Prompt:
Set down the data below without change, skipping the pictures it holds.
start Recorded data
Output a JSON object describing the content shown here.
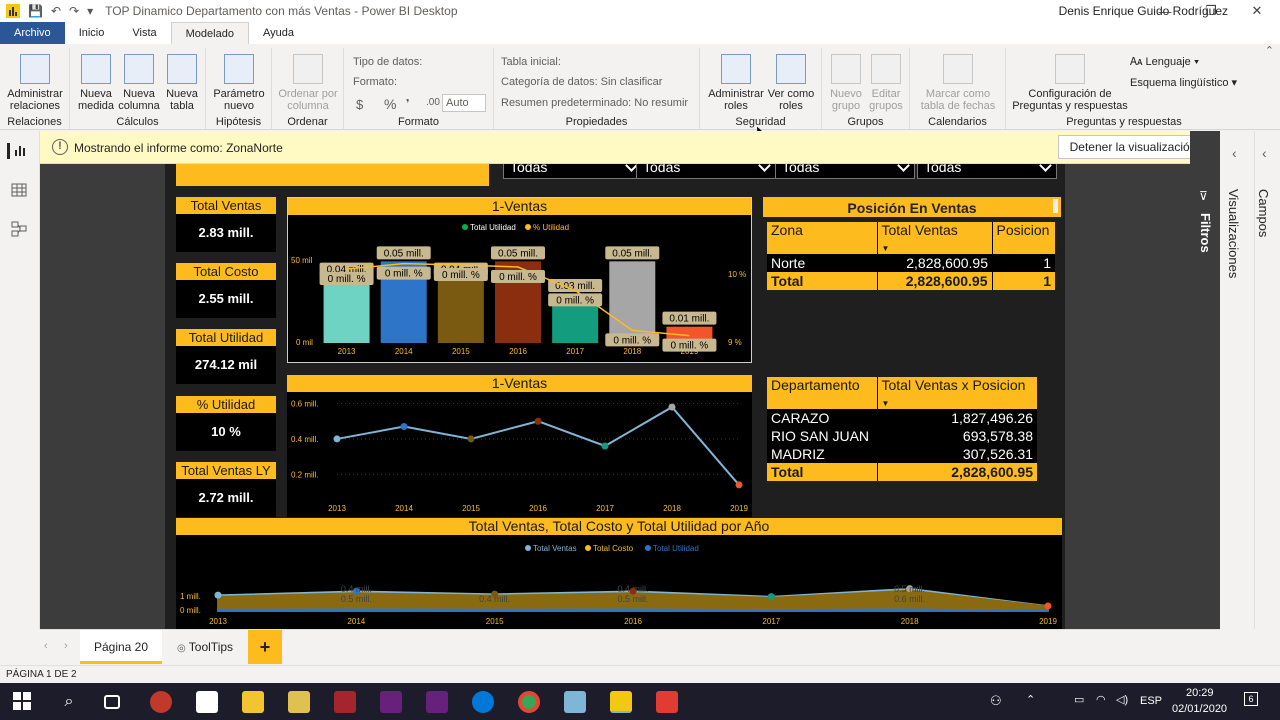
{
  "window": {
    "title": "TOP Dinamico Departamento con más Ventas - Power BI Desktop",
    "user": "Denis Enrique Guido Rodríguez",
    "controls": [
      "—",
      "❐",
      "✕"
    ]
  },
  "ribbon_tabs": [
    "Archivo",
    "Inicio",
    "Vista",
    "Modelado",
    "Ayuda"
  ],
  "ribbon": {
    "relaciones": {
      "btn": "Administrar relaciones",
      "group": "Relaciones"
    },
    "calculos": {
      "b1": "Nueva medida",
      "b2": "Nueva columna",
      "b3": "Nueva tabla",
      "group": "Cálculos"
    },
    "hipotesis": {
      "b1": "Parámetro nuevo",
      "group": "Hipótesis"
    },
    "ordenar": {
      "b1": "Ordenar por columna",
      "group": "Ordenar"
    },
    "formato": {
      "tipo": "Tipo de datos:",
      "formato": "Formato:",
      "moneda": "$",
      "pct": "%",
      "mil": "❜",
      "dec": ".00",
      "auto": "Auto",
      "group": "Formato"
    },
    "propiedades": {
      "tabla": "Tabla inicial:",
      "categoria": "Categoría de datos: Sin clasificar",
      "resumen": "Resumen predeterminado: No resumir",
      "group": "Propiedades"
    },
    "seguridad": {
      "b1": "Administrar roles",
      "b2": "Ver como roles",
      "group": "Seguridad"
    },
    "grupos": {
      "b1": "Nuevo grupo",
      "b2": "Editar grupos",
      "group": "Grupos"
    },
    "calendarios": {
      "b1": "Marcar como tabla de fechas",
      "group": "Calendarios"
    },
    "preguntas": {
      "b1": "Configuración de Preguntas y respuestas",
      "lenguaje": "Lenguaje",
      "esquema": "Esquema lingüístico",
      "group": "Preguntas y respuestas"
    }
  },
  "banner": {
    "message": "Mostrando el informe como: ZonaNorte",
    "stop_button": "Detener la visualización"
  },
  "slicers": [
    "Todas",
    "Todas",
    "Todas",
    "Todas"
  ],
  "kpis": [
    {
      "label": "Total Ventas",
      "value": "2.83 mill."
    },
    {
      "label": "Total Costo",
      "value": "2.55 mill."
    },
    {
      "label": "Total Utilidad",
      "value": "274.12 mil"
    },
    {
      "label": "% Utilidad",
      "value": "10 %"
    },
    {
      "label": "Total Ventas LY",
      "value": "2.72 mill."
    }
  ],
  "posicion_table": {
    "title": "Posición En Ventas",
    "headers": [
      "Zona",
      "Total Ventas",
      "Posicion"
    ],
    "rows": [
      [
        "Norte",
        "2,828,600.95",
        "1"
      ]
    ],
    "total": [
      "Total",
      "2,828,600.95",
      "1"
    ]
  },
  "departamento_table": {
    "headers": [
      "Departamento",
      "Total Ventas x Posicion"
    ],
    "rows": [
      [
        "CARAZO",
        "1,827,496.26"
      ],
      [
        "RIO SAN JUAN",
        "693,578.38"
      ],
      [
        "MADRIZ",
        "307,526.31"
      ]
    ],
    "total": [
      "Total",
      "2,828,600.95"
    ]
  },
  "pages": {
    "tab1": "Página 20",
    "tab2": "ToolTips",
    "add": "+",
    "status": "PÁGINA 1 DE 2"
  },
  "panes": {
    "filtros": "Filtros",
    "visualizaciones": "Visualizaciones",
    "campos": "Campos"
  },
  "tray": {
    "lang": "ESP",
    "time": "20:29",
    "date": "02/01/2020",
    "notif": "6"
  },
  "colors": {
    "accent": "#fdbb1e",
    "report_bg": "#1f1f1f",
    "banner": "#fff9c4"
  },
  "chart_data": [
    {
      "type": "bar",
      "title": "1-Ventas",
      "categories": [
        "2013",
        "2014",
        "2015",
        "2016",
        "2017",
        "2018",
        "2019"
      ],
      "series": [
        {
          "name": "Total Utilidad",
          "type": "bar",
          "values": [
            0.04,
            0.05,
            0.04,
            0.05,
            0.03,
            0.05,
            0.01
          ],
          "data_labels": [
            "0.04 mill.",
            "0.05 mill.",
            "0.04 mill.",
            "0.05 mill.",
            "0.03 mill.",
            "0.05 mill.",
            "0.01 mill."
          ],
          "colors": [
            "#6fd3c4",
            "#2e75c9",
            "#7a5a10",
            "#8b2e10",
            "#139c7d",
            "#a6a6a6",
            "#f2552a"
          ]
        },
        {
          "name": "% Utilidad",
          "type": "line",
          "values": [
            10.02,
            10.1,
            10.08,
            10.05,
            9.7,
            9.1,
            9.02
          ],
          "data_labels": [
            "0 mill. %",
            "0 mill. %",
            "0 mill. %",
            "0 mill. %",
            "0 mill. %",
            "0 mill. %",
            "0 mill. %"
          ]
        }
      ],
      "y_ticks": [
        "50 mil",
        "0 mil"
      ],
      "y2_ticks": [
        "10 %",
        "9 %"
      ],
      "ylim": [
        0,
        0.06
      ],
      "y2lim": [
        9,
        10.2
      ],
      "legend": "top-center"
    },
    {
      "type": "line",
      "title": "1-Ventas",
      "categories": [
        "2013",
        "2014",
        "2015",
        "2016",
        "2017",
        "2018",
        "2019"
      ],
      "series": [
        {
          "values": [
            0.4,
            0.47,
            0.4,
            0.5,
            0.36,
            0.58,
            0.14
          ],
          "point_colors": [
            "#7fb5d6",
            "#2e75c9",
            "#7a5a10",
            "#8b2e10",
            "#139c7d",
            "#a6a6a6",
            "#f2552a"
          ]
        }
      ],
      "y_ticks": [
        "0.6 mill.",
        "0.4 mill.",
        "0.2 mill."
      ],
      "ylim": [
        0.1,
        0.62
      ]
    },
    {
      "type": "area",
      "title": "Total Ventas, Total Costo y Total Utilidad por Año",
      "categories": [
        "2013",
        "2014",
        "2015",
        "2016",
        "2017",
        "2018",
        "2019"
      ],
      "series": [
        {
          "name": "Total Ventas",
          "color": "#7fb5d6",
          "values": [
            0.44,
            0.55,
            0.47,
            0.55,
            0.4,
            0.62,
            0.14
          ]
        },
        {
          "name": "Total Costo",
          "color": "#fdbb1e",
          "values": [
            0.4,
            0.5,
            0.43,
            0.5,
            0.37,
            0.57,
            0.13
          ]
        },
        {
          "name": "Total Utilidad",
          "color": "#2e75c9",
          "values": [
            0.04,
            0.05,
            0.04,
            0.05,
            0.03,
            0.05,
            0.01
          ]
        }
      ],
      "data_labels": [
        {
          "text": "0.4 mill."
        },
        {
          "text": "0.5 mill."
        },
        {
          "text": "0.4 mill."
        },
        {
          "text": "0.4 mill."
        },
        {
          "text": "0.5 mill."
        },
        {
          "text": "0.5 mill."
        },
        {
          "text": "0.6 mill."
        }
      ],
      "y_ticks": [
        "1 mill.",
        "0 mill."
      ],
      "legend": "top-center"
    }
  ]
}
end Recorded data
Task output:
Output a JSON object describing the content shown here.
{
  "window": {
    "title": "TOP Dinamico Departamento con más Ventas - Power BI Desktop",
    "user": "Denis Enrique Guido Rodríguez",
    "controls": [
      "—",
      "❐",
      "✕"
    ]
  },
  "ribbon_tabs": [
    "Archivo",
    "Inicio",
    "Vista",
    "Modelado",
    "Ayuda"
  ],
  "ribbon": {
    "relaciones": {
      "btn": "Administrar relaciones",
      "group": "Relaciones"
    },
    "calculos": {
      "b1": "Nueva medida",
      "b2": "Nueva columna",
      "b3": "Nueva tabla",
      "group": "Cálculos"
    },
    "hipotesis": {
      "b1": "Parámetro nuevo",
      "group": "Hipótesis"
    },
    "ordenar": {
      "b1": "Ordenar por columna",
      "group": "Ordenar"
    },
    "formato": {
      "tipo": "Tipo de datos:",
      "formato": "Formato:",
      "moneda": "$",
      "pct": "%",
      "mil": "❜",
      "dec": ".00",
      "auto": "Auto",
      "group": "Formato"
    },
    "propiedades": {
      "tabla": "Tabla inicial:",
      "categoria": "Categoría de datos: Sin clasificar",
      "resumen": "Resumen predeterminado: No resumir",
      "group": "Propiedades"
    },
    "seguridad": {
      "b1": "Administrar roles",
      "b2": "Ver como roles",
      "group": "Seguridad"
    },
    "grupos": {
      "b1": "Nuevo grupo",
      "b2": "Editar grupos",
      "group": "Grupos"
    },
    "calendarios": {
      "b1": "Marcar como tabla de fechas",
      "group": "Calendarios"
    },
    "preguntas": {
      "b1": "Configuración de Preguntas y respuestas",
      "lenguaje": "Lenguaje",
      "esquema": "Esquema lingüístico",
      "group": "Preguntas y respuestas"
    }
  },
  "banner": {
    "message": "Mostrando el informe como: ZonaNorte",
    "stop_button": "Detener la visualización"
  },
  "slicers": [
    "Todas",
    "Todas",
    "Todas",
    "Todas"
  ],
  "kpis": [
    {
      "label": "Total Ventas",
      "value": "2.83 mill."
    },
    {
      "label": "Total Costo",
      "value": "2.55 mill."
    },
    {
      "label": "Total Utilidad",
      "value": "274.12 mil"
    },
    {
      "label": "% Utilidad",
      "value": "10 %"
    },
    {
      "label": "Total Ventas LY",
      "value": "2.72 mill."
    }
  ],
  "posicion_table": {
    "title": "Posición En Ventas",
    "headers": [
      "Zona",
      "Total Ventas",
      "Posicion"
    ],
    "rows": [
      [
        "Norte",
        "2,828,600.95",
        "1"
      ]
    ],
    "total": [
      "Total",
      "2,828,600.95",
      "1"
    ]
  },
  "departamento_table": {
    "headers": [
      "Departamento",
      "Total Ventas x Posicion"
    ],
    "rows": [
      [
        "CARAZO",
        "1,827,496.26"
      ],
      [
        "RIO SAN JUAN",
        "693,578.38"
      ],
      [
        "MADRIZ",
        "307,526.31"
      ]
    ],
    "total": [
      "Total",
      "2,828,600.95"
    ]
  },
  "pages": {
    "tab1": "Página 20",
    "tab2": "ToolTips",
    "add": "+",
    "status": "PÁGINA 1 DE 2"
  },
  "panes": {
    "filtros": "Filtros",
    "visualizaciones": "Visualizaciones",
    "campos": "Campos"
  },
  "tray": {
    "lang": "ESP",
    "time": "20:29",
    "date": "02/01/2020",
    "notif": "6"
  },
  "colors": {
    "accent": "#fdbb1e",
    "report_bg": "#1f1f1f",
    "banner": "#fff9c4"
  },
  "chart_data": [
    {
      "type": "bar",
      "title": "1-Ventas",
      "categories": [
        "2013",
        "2014",
        "2015",
        "2016",
        "2017",
        "2018",
        "2019"
      ],
      "series": [
        {
          "name": "Total Utilidad",
          "type": "bar",
          "values": [
            0.04,
            0.05,
            0.04,
            0.05,
            0.03,
            0.05,
            0.01
          ],
          "data_labels": [
            "0.04 mill.",
            "0.05 mill.",
            "0.04 mill.",
            "0.05 mill.",
            "0.03 mill.",
            "0.05 mill.",
            "0.01 mill."
          ],
          "colors": [
            "#6fd3c4",
            "#2e75c9",
            "#7a5a10",
            "#8b2e10",
            "#139c7d",
            "#a6a6a6",
            "#f2552a"
          ]
        },
        {
          "name": "% Utilidad",
          "type": "line",
          "values": [
            10.02,
            10.1,
            10.08,
            10.05,
            9.7,
            9.1,
            9.02
          ],
          "data_labels": [
            "0 mill. %",
            "0 mill. %",
            "0 mill. %",
            "0 mill. %",
            "0 mill. %",
            "0 mill. %",
            "0 mill. %"
          ]
        }
      ],
      "y_ticks": [
        "50 mil",
        "0 mil"
      ],
      "y2_ticks": [
        "10 %",
        "9 %"
      ],
      "ylim": [
        0,
        0.06
      ],
      "y2lim": [
        9,
        10.2
      ],
      "legend": "top-center"
    },
    {
      "type": "line",
      "title": "1-Ventas",
      "categories": [
        "2013",
        "2014",
        "2015",
        "2016",
        "2017",
        "2018",
        "2019"
      ],
      "series": [
        {
          "values": [
            0.4,
            0.47,
            0.4,
            0.5,
            0.36,
            0.58,
            0.14
          ],
          "point_colors": [
            "#7fb5d6",
            "#2e75c9",
            "#7a5a10",
            "#8b2e10",
            "#139c7d",
            "#a6a6a6",
            "#f2552a"
          ]
        }
      ],
      "y_ticks": [
        "0.6 mill.",
        "0.4 mill.",
        "0.2 mill."
      ],
      "ylim": [
        0.1,
        0.62
      ]
    },
    {
      "type": "area",
      "title": "Total Ventas, Total Costo y Total Utilidad por Año",
      "categories": [
        "2013",
        "2014",
        "2015",
        "2016",
        "2017",
        "2018",
        "2019"
      ],
      "series": [
        {
          "name": "Total Ventas",
          "color": "#7fb5d6",
          "values": [
            0.44,
            0.55,
            0.47,
            0.55,
            0.4,
            0.62,
            0.14
          ]
        },
        {
          "name": "Total Costo",
          "color": "#fdbb1e",
          "values": [
            0.4,
            0.5,
            0.43,
            0.5,
            0.37,
            0.57,
            0.13
          ]
        },
        {
          "name": "Total Utilidad",
          "color": "#2e75c9",
          "values": [
            0.04,
            0.05,
            0.04,
            0.05,
            0.03,
            0.05,
            0.01
          ]
        }
      ],
      "data_labels": [
        {
          "text": "0.4 mill."
        },
        {
          "text": "0.5 mill."
        },
        {
          "text": "0.4 mill."
        },
        {
          "text": "0.4 mill."
        },
        {
          "text": "0.5 mill."
        },
        {
          "text": "0.5 mill."
        },
        {
          "text": "0.6 mill."
        }
      ],
      "y_ticks": [
        "1 mill.",
        "0 mill."
      ],
      "legend": "top-center"
    }
  ]
}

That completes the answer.